◆ **TASK REQUIREMENTS**
All of the records below should be output exactly.

Data entries for graphics:
━━━━━━━━━━━━━━━━━━━━
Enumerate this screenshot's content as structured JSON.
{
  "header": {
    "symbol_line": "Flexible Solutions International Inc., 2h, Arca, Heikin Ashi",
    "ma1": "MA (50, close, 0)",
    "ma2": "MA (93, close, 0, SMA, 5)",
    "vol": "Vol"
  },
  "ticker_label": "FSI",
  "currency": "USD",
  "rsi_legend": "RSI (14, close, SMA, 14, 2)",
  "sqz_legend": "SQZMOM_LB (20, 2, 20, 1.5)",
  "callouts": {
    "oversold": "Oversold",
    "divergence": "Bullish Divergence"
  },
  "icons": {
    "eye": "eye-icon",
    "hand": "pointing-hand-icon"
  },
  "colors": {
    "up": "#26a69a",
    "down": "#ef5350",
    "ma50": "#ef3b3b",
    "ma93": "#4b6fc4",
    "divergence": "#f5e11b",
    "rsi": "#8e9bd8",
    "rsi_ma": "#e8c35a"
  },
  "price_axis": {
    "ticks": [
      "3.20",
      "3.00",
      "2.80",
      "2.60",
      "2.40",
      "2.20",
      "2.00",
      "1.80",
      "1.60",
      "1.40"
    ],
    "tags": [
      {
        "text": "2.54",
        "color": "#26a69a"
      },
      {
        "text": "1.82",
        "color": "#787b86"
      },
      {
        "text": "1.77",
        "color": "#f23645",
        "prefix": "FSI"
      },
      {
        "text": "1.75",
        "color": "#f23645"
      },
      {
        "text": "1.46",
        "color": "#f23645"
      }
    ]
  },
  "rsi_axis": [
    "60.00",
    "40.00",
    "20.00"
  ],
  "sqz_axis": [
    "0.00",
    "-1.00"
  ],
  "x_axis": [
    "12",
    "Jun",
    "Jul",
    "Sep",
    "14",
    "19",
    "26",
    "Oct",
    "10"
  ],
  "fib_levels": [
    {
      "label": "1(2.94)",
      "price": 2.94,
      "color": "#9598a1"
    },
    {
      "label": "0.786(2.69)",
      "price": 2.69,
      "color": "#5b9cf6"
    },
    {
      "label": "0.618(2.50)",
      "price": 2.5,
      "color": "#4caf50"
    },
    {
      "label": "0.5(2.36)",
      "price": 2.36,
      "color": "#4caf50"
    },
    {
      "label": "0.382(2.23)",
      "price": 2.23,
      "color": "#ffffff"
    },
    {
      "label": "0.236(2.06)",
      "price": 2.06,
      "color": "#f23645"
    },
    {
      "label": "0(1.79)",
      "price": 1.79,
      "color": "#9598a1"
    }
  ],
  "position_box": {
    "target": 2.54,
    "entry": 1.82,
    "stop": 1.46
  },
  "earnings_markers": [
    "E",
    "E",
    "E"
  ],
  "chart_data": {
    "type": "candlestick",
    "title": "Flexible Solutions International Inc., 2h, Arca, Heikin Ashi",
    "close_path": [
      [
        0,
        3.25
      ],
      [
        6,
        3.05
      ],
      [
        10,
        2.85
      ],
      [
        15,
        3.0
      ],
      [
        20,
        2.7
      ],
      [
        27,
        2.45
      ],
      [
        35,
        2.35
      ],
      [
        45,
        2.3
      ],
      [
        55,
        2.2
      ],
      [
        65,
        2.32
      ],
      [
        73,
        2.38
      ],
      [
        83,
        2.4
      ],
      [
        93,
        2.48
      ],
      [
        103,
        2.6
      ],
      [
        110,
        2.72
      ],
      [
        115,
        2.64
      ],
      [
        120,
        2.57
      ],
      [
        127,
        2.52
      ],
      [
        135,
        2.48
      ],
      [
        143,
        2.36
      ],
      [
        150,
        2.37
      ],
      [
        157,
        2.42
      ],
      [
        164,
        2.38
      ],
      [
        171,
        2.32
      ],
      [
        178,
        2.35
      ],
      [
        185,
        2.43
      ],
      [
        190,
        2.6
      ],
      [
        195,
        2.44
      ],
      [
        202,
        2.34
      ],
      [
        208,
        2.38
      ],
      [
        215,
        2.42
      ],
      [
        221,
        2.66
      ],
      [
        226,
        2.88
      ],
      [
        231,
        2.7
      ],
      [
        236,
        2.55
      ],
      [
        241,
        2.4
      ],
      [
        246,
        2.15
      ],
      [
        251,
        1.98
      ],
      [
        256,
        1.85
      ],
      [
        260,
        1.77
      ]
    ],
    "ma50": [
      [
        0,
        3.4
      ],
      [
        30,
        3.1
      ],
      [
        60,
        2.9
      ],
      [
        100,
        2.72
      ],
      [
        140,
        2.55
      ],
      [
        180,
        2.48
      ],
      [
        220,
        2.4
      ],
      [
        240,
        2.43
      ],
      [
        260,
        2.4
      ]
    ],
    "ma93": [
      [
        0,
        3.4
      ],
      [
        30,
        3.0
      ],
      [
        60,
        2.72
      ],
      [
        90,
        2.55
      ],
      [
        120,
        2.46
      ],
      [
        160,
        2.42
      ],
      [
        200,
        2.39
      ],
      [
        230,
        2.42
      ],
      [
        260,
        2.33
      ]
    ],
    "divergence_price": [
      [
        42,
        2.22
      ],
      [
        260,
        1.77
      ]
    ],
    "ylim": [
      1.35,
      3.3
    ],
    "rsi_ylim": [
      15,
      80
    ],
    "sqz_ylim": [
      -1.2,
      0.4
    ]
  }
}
━━━━━━━━━━━━━━━━━━━━
◆ **REPLY TO THE EXERCISE**
Enumerate this screenshot's content as structured JSON.
{
  "header": {
    "symbol_line": "Flexible Solutions International Inc., 2h, Arca, Heikin Ashi",
    "ma1": "MA (50, close, 0)",
    "ma2": "MA (93, close, 0, SMA, 5)",
    "vol": "Vol"
  },
  "ticker_label": "FSI",
  "currency": "USD",
  "rsi_legend": "RSI (14, close, SMA, 14, 2)",
  "sqz_legend": "SQZMOM_LB (20, 2, 20, 1.5)",
  "callouts": {
    "oversold": "Oversold",
    "divergence": "Bullish Divergence"
  },
  "icons": {
    "eye": "eye-icon",
    "hand": "pointing-hand-icon"
  },
  "colors": {
    "up": "#26a69a",
    "down": "#ef5350",
    "ma50": "#ef3b3b",
    "ma93": "#4b6fc4",
    "divergence": "#f5e11b",
    "rsi": "#8e9bd8",
    "rsi_ma": "#e8c35a"
  },
  "price_axis": {
    "ticks": [
      "3.20",
      "3.00",
      "2.80",
      "2.60",
      "2.40",
      "2.20",
      "2.00",
      "1.80",
      "1.60",
      "1.40"
    ],
    "tags": [
      {
        "text": "2.54",
        "color": "#26a69a"
      },
      {
        "text": "1.82",
        "color": "#787b86"
      },
      {
        "text": "1.77",
        "color": "#f23645",
        "prefix": "FSI"
      },
      {
        "text": "1.75",
        "color": "#f23645"
      },
      {
        "text": "1.46",
        "color": "#f23645"
      }
    ]
  },
  "rsi_axis": [
    "60.00",
    "40.00",
    "20.00"
  ],
  "sqz_axis": [
    "0.00",
    "-1.00"
  ],
  "x_axis": [
    "12",
    "Jun",
    "Jul",
    "Sep",
    "14",
    "19",
    "26",
    "Oct",
    "10"
  ],
  "fib_levels": [
    {
      "label": "1(2.94)",
      "price": 2.94,
      "color": "#9598a1"
    },
    {
      "label": "0.786(2.69)",
      "price": 2.69,
      "color": "#5b9cf6"
    },
    {
      "label": "0.618(2.50)",
      "price": 2.5,
      "color": "#4caf50"
    },
    {
      "label": "0.5(2.36)",
      "price": 2.36,
      "color": "#4caf50"
    },
    {
      "label": "0.382(2.23)",
      "price": 2.23,
      "color": "#ffffff"
    },
    {
      "label": "0.236(2.06)",
      "price": 2.06,
      "color": "#f23645"
    },
    {
      "label": "0(1.79)",
      "price": 1.79,
      "color": "#9598a1"
    }
  ],
  "position_box": {
    "target": 2.54,
    "entry": 1.82,
    "stop": 1.46
  },
  "earnings_markers": [
    "E",
    "E",
    "E"
  ],
  "chart_data": {
    "type": "candlestick",
    "title": "Flexible Solutions International Inc., 2h, Arca, Heikin Ashi",
    "close_path": [
      [
        0,
        3.25
      ],
      [
        6,
        3.05
      ],
      [
        10,
        2.85
      ],
      [
        15,
        3.0
      ],
      [
        20,
        2.7
      ],
      [
        27,
        2.45
      ],
      [
        35,
        2.35
      ],
      [
        45,
        2.3
      ],
      [
        55,
        2.2
      ],
      [
        65,
        2.32
      ],
      [
        73,
        2.38
      ],
      [
        83,
        2.4
      ],
      [
        93,
        2.48
      ],
      [
        103,
        2.6
      ],
      [
        110,
        2.72
      ],
      [
        115,
        2.64
      ],
      [
        120,
        2.57
      ],
      [
        127,
        2.52
      ],
      [
        135,
        2.48
      ],
      [
        143,
        2.36
      ],
      [
        150,
        2.37
      ],
      [
        157,
        2.42
      ],
      [
        164,
        2.38
      ],
      [
        171,
        2.32
      ],
      [
        178,
        2.35
      ],
      [
        185,
        2.43
      ],
      [
        190,
        2.6
      ],
      [
        195,
        2.44
      ],
      [
        202,
        2.34
      ],
      [
        208,
        2.38
      ],
      [
        215,
        2.42
      ],
      [
        221,
        2.66
      ],
      [
        226,
        2.88
      ],
      [
        231,
        2.7
      ],
      [
        236,
        2.55
      ],
      [
        241,
        2.4
      ],
      [
        246,
        2.15
      ],
      [
        251,
        1.98
      ],
      [
        256,
        1.85
      ],
      [
        260,
        1.77
      ]
    ],
    "ma50": [
      [
        0,
        3.4
      ],
      [
        30,
        3.1
      ],
      [
        60,
        2.9
      ],
      [
        100,
        2.72
      ],
      [
        140,
        2.55
      ],
      [
        180,
        2.48
      ],
      [
        220,
        2.4
      ],
      [
        240,
        2.43
      ],
      [
        260,
        2.4
      ]
    ],
    "ma93": [
      [
        0,
        3.4
      ],
      [
        30,
        3.0
      ],
      [
        60,
        2.72
      ],
      [
        90,
        2.55
      ],
      [
        120,
        2.46
      ],
      [
        160,
        2.42
      ],
      [
        200,
        2.39
      ],
      [
        230,
        2.42
      ],
      [
        260,
        2.33
      ]
    ],
    "divergence_price": [
      [
        42,
        2.22
      ],
      [
        260,
        1.77
      ]
    ],
    "ylim": [
      1.35,
      3.3
    ],
    "rsi_ylim": [
      15,
      80
    ],
    "sqz_ylim": [
      -1.2,
      0.4
    ]
  }
}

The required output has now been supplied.